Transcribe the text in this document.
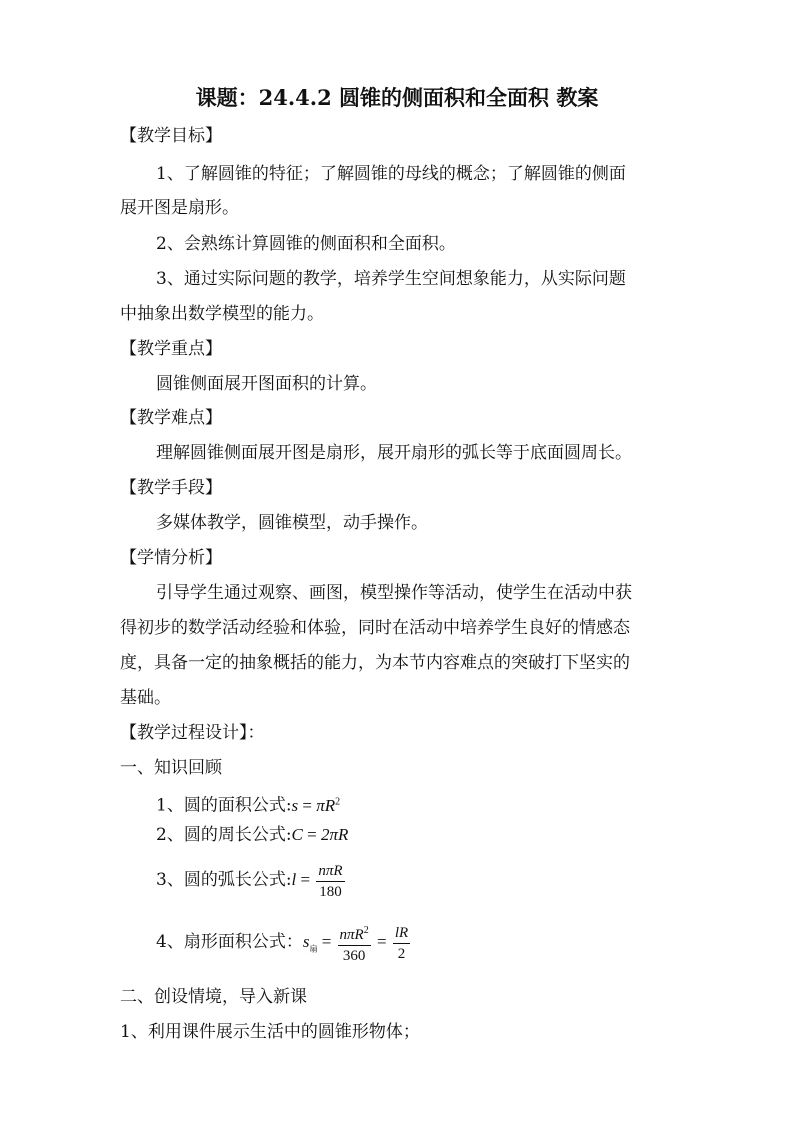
课题：24.4.2 圆锥的侧面积和全面积 教案
【教学目标】
1、了解圆锥的特征；了解圆锥的母线的概念；了解圆锥的侧面
展开图是扇形。
2、会熟练计算圆锥的侧面积和全面积。
3、通过实际问题的教学，培养学生空间想象能力，从实际问题
中抽象出数学模型的能力。
【教学重点】
圆锥侧面展开图面积的计算。
【教学难点】
理解圆锥侧面展开图是扇形，展开扇形的弧长等于底面圆周长。
【教学手段】
多媒体教学，圆锥模型，动手操作。
【学情分析】
引导学生通过观察、画图，模型操作等活动，使学生在活动中获
得初步的数学活动经验和体验，同时在活动中培养学生良好的情感态
度，具备一定的抽象概括的能力，为本节内容难点的突破打下坚实的
基础。
【教学过程设计】：
一、知识回顾
1、圆的面积公式:s = $\pi R^2$
2、圆的周长公式:C = 2πR
3、圆的弧长公式:l = $\frac{\text{nπR}}{180}$
4、扇形面积公式：$s_扇 = \frac{n\pi R^2}{360} = \frac{lR}{2}$
二、创设情境，导入新课
1、利用课件展示生活中的圆锥形物体；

# # # #

§ WORK TO BE COMPLETED: How many of the lines above include the string "text"? Answer with the number only.

§ ANSWER TO THIS EXERCISE: 2